Identify the lines bearing the string "data" and gather them.

--- START OF MATERIAL TO PROCESS ---

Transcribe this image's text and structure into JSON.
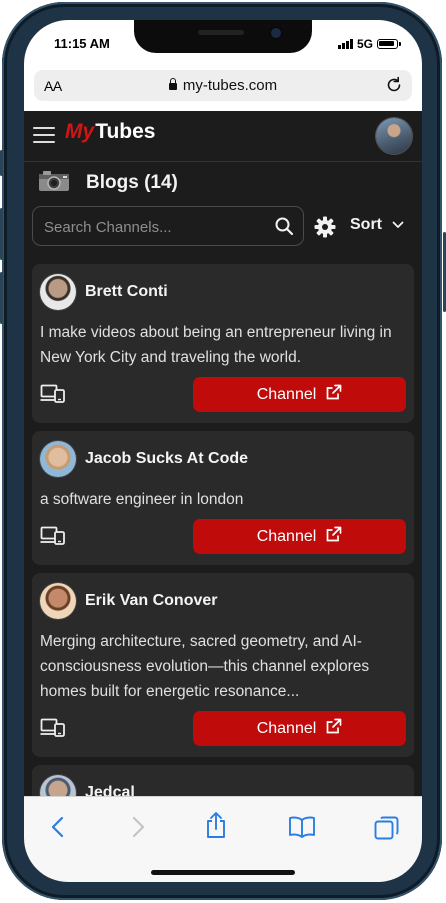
{
  "status_bar": {
    "time": "11:15 AM",
    "network": "5G"
  },
  "browser": {
    "text_size_label": "AA",
    "url": "my-tubes.com"
  },
  "app": {
    "logo_prefix": "My",
    "logo_suffix": "Tubes"
  },
  "section": {
    "title": "Blogs",
    "count": "(14)"
  },
  "search": {
    "placeholder": "Search Channels...",
    "value": ""
  },
  "sort": {
    "label": "Sort"
  },
  "channel_button_label": "Channel",
  "channels": [
    {
      "name": "Brett Conti",
      "description": "I make videos about being an entrepreneur living in New York City and traveling the world.",
      "avatar_color": "#b89a85"
    },
    {
      "name": "Jacob Sucks At Code",
      "description": "a software engineer in london",
      "avatar_color": "#d8b59a"
    },
    {
      "name": "Erik Van Conover",
      "description": "Merging architecture, sacred geometry, and AI-consciousness evolution—this channel explores homes built for energetic resonance...",
      "avatar_color": "#9c6a4e"
    },
    {
      "name": "Jedcal",
      "description": "",
      "avatar_color": "#8a97a8"
    }
  ],
  "colors": {
    "brand_red": "#c00b0b",
    "logo_red": "#d11414",
    "background": "#1c1c1c",
    "card": "#2a2a2a",
    "safari_blue": "#2a7de1"
  },
  "icons": {
    "menu": "hamburger-icon",
    "blog": "camera-icon",
    "search": "search-icon",
    "settings": "gear-icon",
    "sort": "chevron-down-icon",
    "device": "devices-icon",
    "external": "external-link-icon",
    "back": "chevron-left-icon",
    "forward": "chevron-right-icon",
    "share": "share-icon",
    "bookmarks": "book-icon",
    "tabs": "tabs-icon"
  }
}
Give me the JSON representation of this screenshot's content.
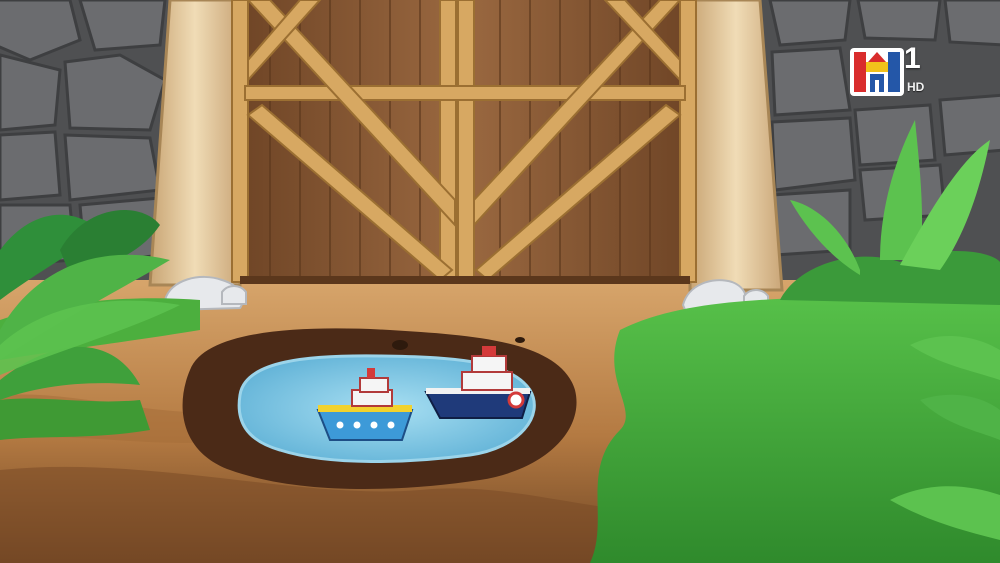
{
  "scene": {
    "description_tags": [
      "barn-door",
      "stone-wall",
      "puddle",
      "toy-boats",
      "grass",
      "jungle-leaves"
    ]
  },
  "logo": {
    "channel_number": "1",
    "quality_badge": "HD"
  },
  "colors": {
    "wall": "#5a5a5c",
    "door_plank": "#8a5a33",
    "door_beam": "#d7a862",
    "pillar": "#e6cfa5",
    "ground": "#c79257",
    "puddle_water": "#7ec6e6",
    "puddle_mud": "#4b2a17",
    "grass": "#3fa639",
    "leaf": "#4fb347",
    "logo_red": "#d92c2c",
    "logo_yellow": "#f2c21b",
    "logo_blue": "#2457a8"
  }
}
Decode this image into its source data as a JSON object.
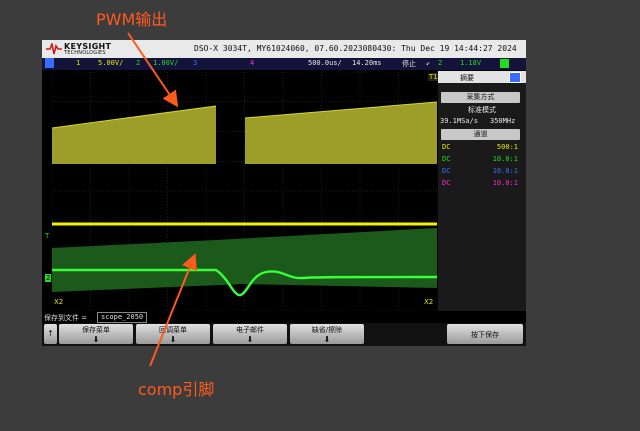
{
  "annotations": {
    "pwm": "PWM输出",
    "comp": "comp引脚"
  },
  "scope": {
    "brand": "KEYSIGHT",
    "brand_sub": "TECHNOLOGIES",
    "title": "DSO-X 3034T, MY61024060, 07.60.2023080430: Thu Dec 19 14:44:27 2024",
    "status": {
      "ch1_num": "1",
      "ch1_scale": "5.00V/",
      "ch2_num": "2",
      "ch2_scale": "1.00V/",
      "ch3_num": "3",
      "ch4_num": "4",
      "timebase": "500.0us/",
      "delay": "14.20ms",
      "run_state": "停止",
      "trig_ch": "2",
      "trig_level": "1.18V"
    },
    "markers": {
      "t1": "T1",
      "x2": "X2",
      "x2b": "X2",
      "m2": "2",
      "t": "T"
    },
    "sidebar": {
      "tab_label": "摘要",
      "acq_button": "采集方式",
      "acq_mode": "标准模式",
      "sample_rate": "39.1MSa/s",
      "bandwidth": "350MHz",
      "channels_button": "通道",
      "channels": [
        {
          "coupling": "DC",
          "probe": "500:1",
          "color": "#e8e800"
        },
        {
          "coupling": "DC",
          "probe": "10.0:1",
          "color": "#22dd22"
        },
        {
          "coupling": "DC",
          "probe": "10.0:1",
          "color": "#3a6dff"
        },
        {
          "coupling": "DC",
          "probe": "10.0:1",
          "color": "#ff2dd0"
        }
      ]
    },
    "save_prefix": "保存到文件 =",
    "save_file": "scope_2050",
    "softkeys": [
      "保存菜单",
      "回调菜单",
      "电子邮件",
      "缺省/擦除"
    ],
    "press_to_save": "按下保存"
  }
}
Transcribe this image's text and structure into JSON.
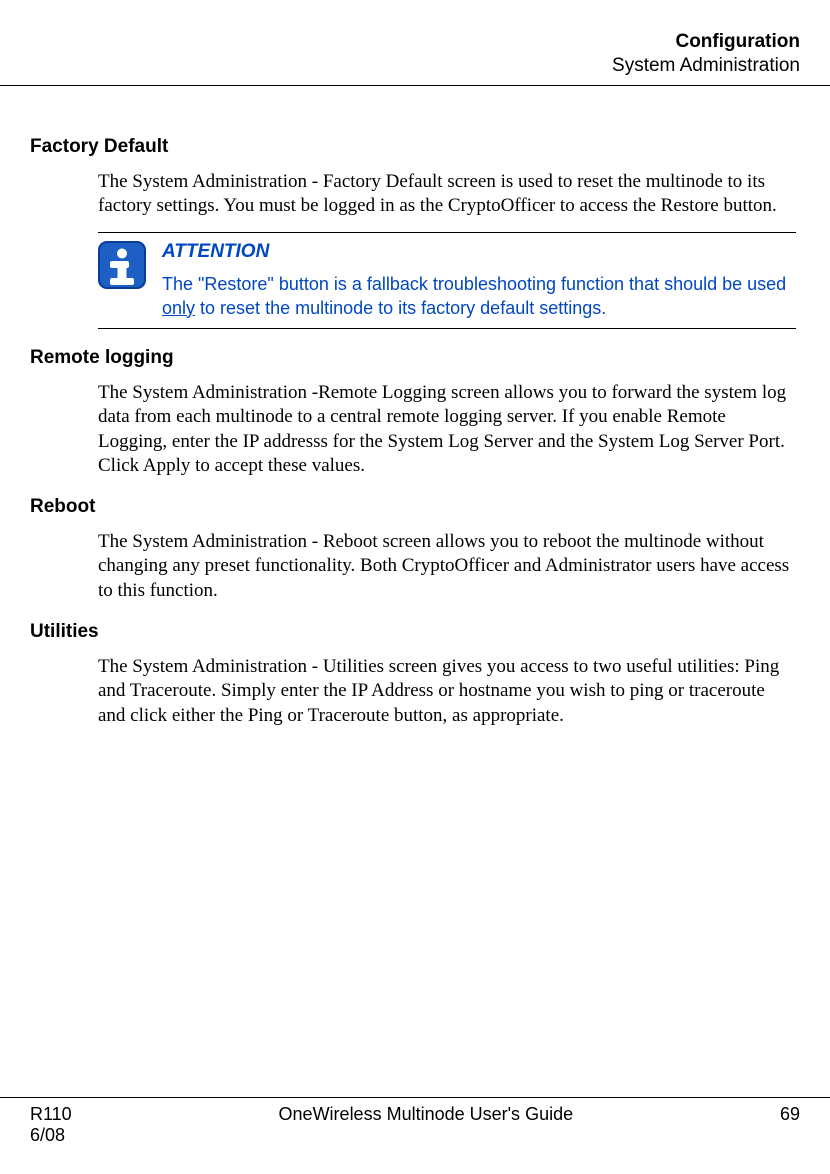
{
  "header": {
    "line1": "Configuration",
    "line2": "System Administration"
  },
  "sections": {
    "factory_default": {
      "heading": "Factory Default",
      "body": "The System Administration - Factory Default screen is used to reset the multinode to its factory settings.  You must be logged in as the CryptoOfficer to access the Restore button."
    },
    "attention": {
      "title": "ATTENTION",
      "body_pre": "The \"Restore\" button is a fallback troubleshooting function that should be used ",
      "body_underline": "only",
      "body_post": " to reset the multinode to its factory default settings."
    },
    "remote_logging": {
      "heading": "Remote logging",
      "body": "The System Administration -Remote Logging screen allows you to forward the system log data from each multinode to a central remote logging server.  If you enable Remote Logging, enter the IP addresss for the System Log Server and the System Log Server Port. Click Apply to accept these values."
    },
    "reboot": {
      "heading": "Reboot",
      "body": "The System Administration - Reboot screen allows you to reboot the multinode without changing any preset functionality. Both CryptoOfficer and Administrator users have access to this function."
    },
    "utilities": {
      "heading": "Utilities",
      "body": "The System Administration - Utilities screen gives you access to two useful utilities: Ping and Traceroute. Simply enter the IP Address or hostname you wish to ping or traceroute and click either the Ping or Traceroute button, as appropriate."
    }
  },
  "footer": {
    "left1": "R110",
    "left2": "6/08",
    "center": "OneWireless Multinode User's Guide",
    "right": "69"
  }
}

--- END OF MATERIAL TO PROCESS ---

▶ [TASK RESULT]
Decode this image into its source data as a JSON object.
      "body": "The System Administration -Remote Logging screen allows you to forward the system log data from each multinode to a central remote logging server.  If you enable Remote Logging, enter the IP addresss for the System Log Server and the System Log Server Port. Click Apply to accept these values."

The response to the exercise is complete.